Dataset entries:
------------------------------------------------

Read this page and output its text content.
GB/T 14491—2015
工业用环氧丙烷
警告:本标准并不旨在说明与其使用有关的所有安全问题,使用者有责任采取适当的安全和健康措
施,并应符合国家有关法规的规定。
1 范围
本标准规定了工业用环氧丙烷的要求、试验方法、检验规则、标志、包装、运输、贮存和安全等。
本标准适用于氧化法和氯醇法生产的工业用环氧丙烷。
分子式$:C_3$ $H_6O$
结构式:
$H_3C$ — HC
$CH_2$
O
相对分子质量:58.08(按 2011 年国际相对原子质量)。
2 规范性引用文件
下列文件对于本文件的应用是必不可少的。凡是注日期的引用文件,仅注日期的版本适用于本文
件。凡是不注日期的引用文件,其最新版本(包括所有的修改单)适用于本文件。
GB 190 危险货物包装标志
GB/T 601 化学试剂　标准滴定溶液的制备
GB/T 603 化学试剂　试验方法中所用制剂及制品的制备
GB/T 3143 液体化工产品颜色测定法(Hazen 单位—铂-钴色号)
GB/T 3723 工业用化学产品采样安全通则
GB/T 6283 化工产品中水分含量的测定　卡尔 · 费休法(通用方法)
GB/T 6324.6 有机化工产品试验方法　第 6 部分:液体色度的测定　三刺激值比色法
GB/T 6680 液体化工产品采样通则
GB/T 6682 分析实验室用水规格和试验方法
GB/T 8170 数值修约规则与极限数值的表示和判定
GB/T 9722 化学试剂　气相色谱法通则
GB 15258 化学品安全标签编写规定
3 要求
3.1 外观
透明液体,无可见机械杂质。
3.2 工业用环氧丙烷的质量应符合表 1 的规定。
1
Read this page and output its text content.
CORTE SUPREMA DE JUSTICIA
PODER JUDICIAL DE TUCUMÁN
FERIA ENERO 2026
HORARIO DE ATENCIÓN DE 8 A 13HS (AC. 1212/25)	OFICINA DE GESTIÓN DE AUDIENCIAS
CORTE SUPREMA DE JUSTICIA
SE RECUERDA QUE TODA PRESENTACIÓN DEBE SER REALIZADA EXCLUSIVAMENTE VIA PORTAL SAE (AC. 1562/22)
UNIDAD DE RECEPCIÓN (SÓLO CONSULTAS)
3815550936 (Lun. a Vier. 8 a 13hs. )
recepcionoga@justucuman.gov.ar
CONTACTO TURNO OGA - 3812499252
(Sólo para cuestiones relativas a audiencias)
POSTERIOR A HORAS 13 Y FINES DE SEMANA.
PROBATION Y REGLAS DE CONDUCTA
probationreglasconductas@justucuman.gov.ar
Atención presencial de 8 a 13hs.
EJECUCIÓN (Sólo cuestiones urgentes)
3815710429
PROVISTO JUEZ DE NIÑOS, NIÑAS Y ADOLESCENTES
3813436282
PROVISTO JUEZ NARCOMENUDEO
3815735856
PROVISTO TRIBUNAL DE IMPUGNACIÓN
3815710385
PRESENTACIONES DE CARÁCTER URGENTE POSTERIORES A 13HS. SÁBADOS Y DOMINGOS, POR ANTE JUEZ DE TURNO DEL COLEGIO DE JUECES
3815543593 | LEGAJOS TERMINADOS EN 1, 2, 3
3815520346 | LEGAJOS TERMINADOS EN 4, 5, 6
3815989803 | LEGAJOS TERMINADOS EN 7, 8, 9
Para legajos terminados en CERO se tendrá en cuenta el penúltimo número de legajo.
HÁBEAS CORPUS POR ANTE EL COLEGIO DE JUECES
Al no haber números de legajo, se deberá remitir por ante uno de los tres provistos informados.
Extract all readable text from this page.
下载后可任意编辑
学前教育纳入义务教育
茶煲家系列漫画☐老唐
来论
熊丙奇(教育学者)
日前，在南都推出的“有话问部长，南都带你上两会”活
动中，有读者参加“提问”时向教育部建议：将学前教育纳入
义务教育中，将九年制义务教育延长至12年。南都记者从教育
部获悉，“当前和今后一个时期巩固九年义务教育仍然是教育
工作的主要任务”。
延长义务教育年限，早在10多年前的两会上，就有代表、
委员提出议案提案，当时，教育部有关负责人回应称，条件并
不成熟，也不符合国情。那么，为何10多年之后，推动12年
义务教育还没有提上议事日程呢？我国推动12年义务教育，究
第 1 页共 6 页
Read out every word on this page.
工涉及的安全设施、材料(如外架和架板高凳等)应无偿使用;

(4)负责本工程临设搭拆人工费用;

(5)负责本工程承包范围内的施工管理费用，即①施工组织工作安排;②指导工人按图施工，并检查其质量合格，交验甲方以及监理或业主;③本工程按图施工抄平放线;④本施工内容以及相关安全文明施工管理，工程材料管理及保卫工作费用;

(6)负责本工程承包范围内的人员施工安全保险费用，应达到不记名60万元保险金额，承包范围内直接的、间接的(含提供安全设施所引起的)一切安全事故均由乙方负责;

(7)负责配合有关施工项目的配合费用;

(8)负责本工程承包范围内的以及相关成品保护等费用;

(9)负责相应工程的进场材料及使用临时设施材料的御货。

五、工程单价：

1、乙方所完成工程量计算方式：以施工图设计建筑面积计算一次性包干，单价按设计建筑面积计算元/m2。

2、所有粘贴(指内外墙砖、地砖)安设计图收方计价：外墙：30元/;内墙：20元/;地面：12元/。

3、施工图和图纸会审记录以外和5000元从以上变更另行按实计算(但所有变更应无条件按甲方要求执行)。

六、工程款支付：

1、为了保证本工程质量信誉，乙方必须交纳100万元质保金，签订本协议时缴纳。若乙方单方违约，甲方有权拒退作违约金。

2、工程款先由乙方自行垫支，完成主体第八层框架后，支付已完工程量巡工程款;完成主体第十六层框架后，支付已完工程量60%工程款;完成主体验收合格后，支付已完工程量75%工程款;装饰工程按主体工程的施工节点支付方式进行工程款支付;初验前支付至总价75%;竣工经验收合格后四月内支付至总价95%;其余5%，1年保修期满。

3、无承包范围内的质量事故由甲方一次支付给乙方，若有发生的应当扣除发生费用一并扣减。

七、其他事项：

------------------------------------------------

> DIRECTIONS FOR THIS TASK
Everything from the line containing "Extract all readable text from this page." to the end of the records must be written out exactly; include both of those lines and no others.

> RESPONSE
Extract all readable text from this page.
下载后可任意编辑
学前教育纳入义务教育
茶煲家系列漫画☐老唐
来论
熊丙奇(教育学者)
日前，在南都推出的“有话问部长，南都带你上两会”活
动中，有读者参加“提问”时向教育部建议：将学前教育纳入
义务教育中，将九年制义务教育延长至12年。南都记者从教育
部获悉，“当前和今后一个时期巩固九年义务教育仍然是教育
工作的主要任务”。
延长义务教育年限，早在10多年前的两会上，就有代表、
委员提出议案提案，当时，教育部有关负责人回应称，条件并
不成熟，也不符合国情。那么，为何10多年之后，推动12年
义务教育还没有提上议事日程呢？我国推动12年义务教育，究
第 1 页共 6 页
Read out every word on this page.
工涉及的安全设施、材料(如外架和架板高凳等)应无偿使用;

(4)负责本工程临设搭拆人工费用;

(5)负责本工程承包范围内的施工管理费用，即①施工组织工作安排;②指导工人按图施工，并检查其质量合格，交验甲方以及监理或业主;③本工程按图施工抄平放线;④本施工内容以及相关安全文明施工管理，工程材料管理及保卫工作费用;

(6)负责本工程承包范围内的人员施工安全保险费用，应达到不记名60万元保险金额，承包范围内直接的、间接的(含提供安全设施所引起的)一切安全事故均由乙方负责;

(7)负责配合有关施工项目的配合费用;

(8)负责本工程承包范围内的以及相关成品保护等费用;

(9)负责相应工程的进场材料及使用临时设施材料的御货。

五、工程单价：

1、乙方所完成工程量计算方式：以施工图设计建筑面积计算一次性包干，单价按设计建筑面积计算元/m2。

2、所有粘贴(指内外墙砖、地砖)安设计图收方计价：外墙：30元/;内墙：20元/;地面：12元/。

3、施工图和图纸会审记录以外和5000元从以上变更另行按实计算(但所有变更应无条件按甲方要求执行)。

六、工程款支付：

1、为了保证本工程质量信誉，乙方必须交纳100万元质保金，签订本协议时缴纳。若乙方单方违约，甲方有权拒退作违约金。

2、工程款先由乙方自行垫支，完成主体第八层框架后，支付已完工程量巡工程款;完成主体第十六层框架后，支付已完工程量60%工程款;完成主体验收合格后，支付已完工程量75%工程款;装饰工程按主体工程的施工节点支付方式进行工程款支付;初验前支付至总价75%;竣工经验收合格后四月内支付至总价95%;其余5%，1年保修期满。

3、无承包范围内的质量事故由甲方一次支付给乙方，若有发生的应当扣除发生费用一并扣减。

七、其他事项：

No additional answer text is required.